Search the records for "والنقلة". Copy every line where it appears.

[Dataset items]
=-=-=
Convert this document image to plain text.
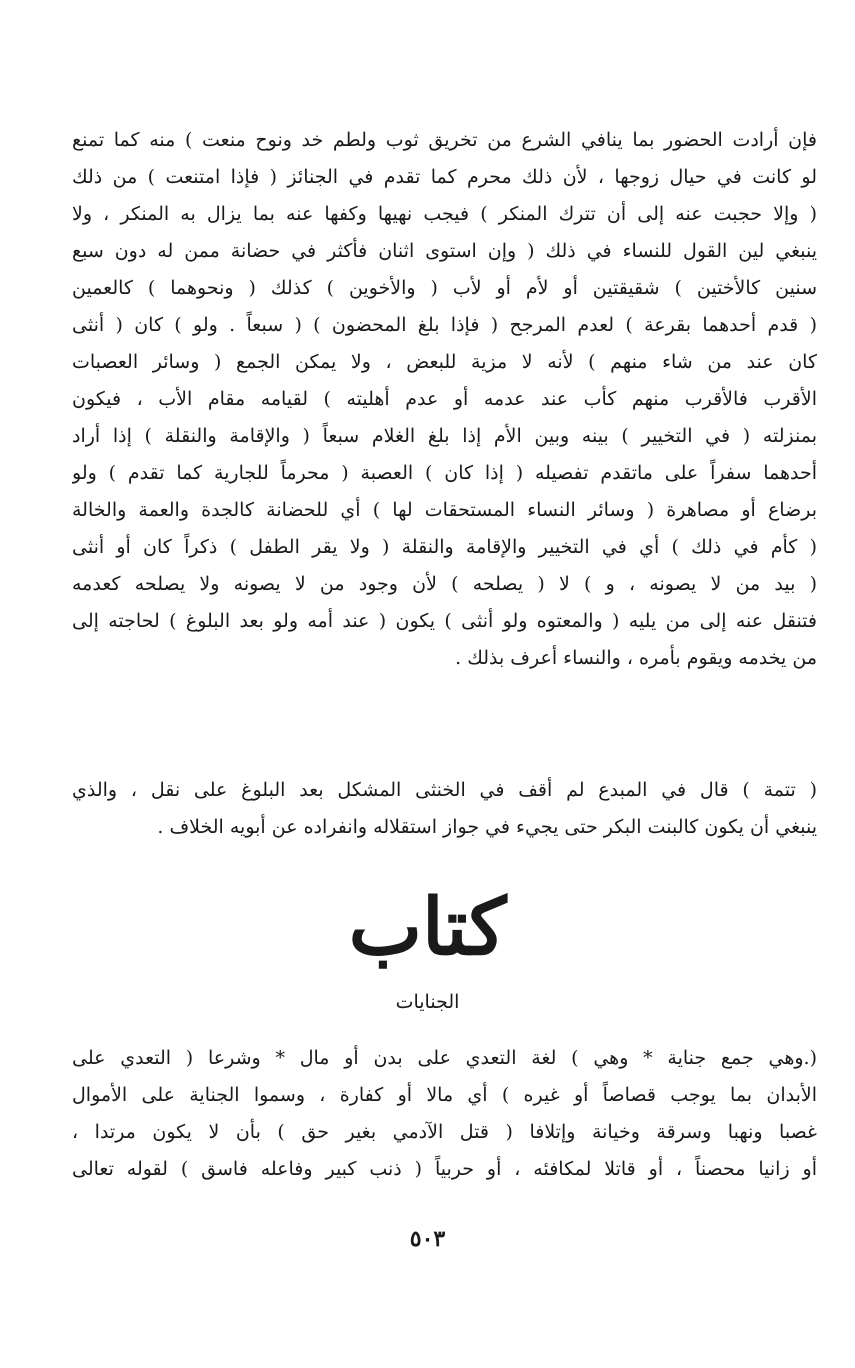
فإن أرادت الحضور بما ينافي الشرع من تخريق ثوب ولطم خد ونوح منعت ) منه كما تمنع
لو كانت في حيال زوجها ، لأن ذلك محرم كما تقدم في الجنائز ( فإذا امتنعت ) من ذلك
( وإلا حجبت عنه إلى أن تترك المنكر ) فيجب نهيها وكفها عنه بما يزال به المنكر ، ولا
ينبغي لين القول للنساء في ذلك ( وإن استوى اثنان فأكثر في حضانة ممن له دون سبع
سنين كالأختين ) شقيقتين أو لأم أو لأب ( والأخوين ) كذلك ( ونحوهما ) كالعمين
( قدم أحدهما بقرعة ) لعدم المرجح ( فإذا بلغ المحضون ) ( سبعاً . ولو ) كان ( أنثى
كان عند من شاء منهم ) لأنه لا مزية للبعض ، ولا يمكن الجمع ( وسائر العصبات
الأقرب فالأقرب منهم كأب عند عدمه أو عدم أهليته ) لقيامه مقام الأب ، فيكون
بمنزلته ( في التخيير ) بينه وبين الأم إذا بلغ الغلام سبعاً ( والإقامة والنقلة ) إذا أراد
أحدهما سفراً على ماتقدم تفصيله ( إذا كان ) العصبة ( محرماً للجارية كما تقدم ) ولو
برضاع أو مصاهرة ( وسائر النساء المستحقات لها ) أي للحضانة كالجدة والعمة والخالة
( كأم في ذلك ) أي في التخيير والإقامة والنقلة ( ولا يقر الطفل ) ذكراً كان أو أنثى
( بيد من لا يصونه ، و ) لا ( يصلحه ) لأن وجود من لا يصونه ولا يصلحه كعدمه
فتنقل عنه إلى من يليه ( والمعتوه ولو أنثى ) يكون ( عند أمه ولو بعد البلوغ ) لحاجته إلى
من يخدمه ويقوم بأمره ، والنساء أعرف بذلك .
( تتمة ) قال في المبدع لم أقف في الخنثى المشكل بعد البلوغ على نقل ، والذي
ينبغي أن يكون كالبنت البكر حتى يجيء في جواز استقلاله وانفراده عن أبويه الخلاف .
كتاب
الجنايات
(.وهي جمع جناية * وهي ) لغة التعدي على بدن أو مال * وشرعا ( التعدي على
الأبدان بما يوجب قصاصاً أو غيره ) أي مالا أو كفارة ، وسموا الجناية على الأموال
غصبا ونهبا وسرقة وخيانة وإتلافا ( قتل الآدمي بغير حق ) بأن لا يكون مرتدا ،
أو زانيا محصناً ، أو قاتلا لمكافئه ، أو حربياً ( ذنب كبير وفاعله فاسق ) لقوله تعالى
٥٠٣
=-=-=
▸ **EXERCISE RESULT**:
بمنزلته ( في التخيير ) بينه وبين الأم إذا بلغ الغلام سبعاً ( والإقامة والنقلة ) إذا أراد
( كأم في ذلك ) أي في التخيير والإقامة والنقلة ( ولا يقر الطفل ) ذكراً كان أو أنثى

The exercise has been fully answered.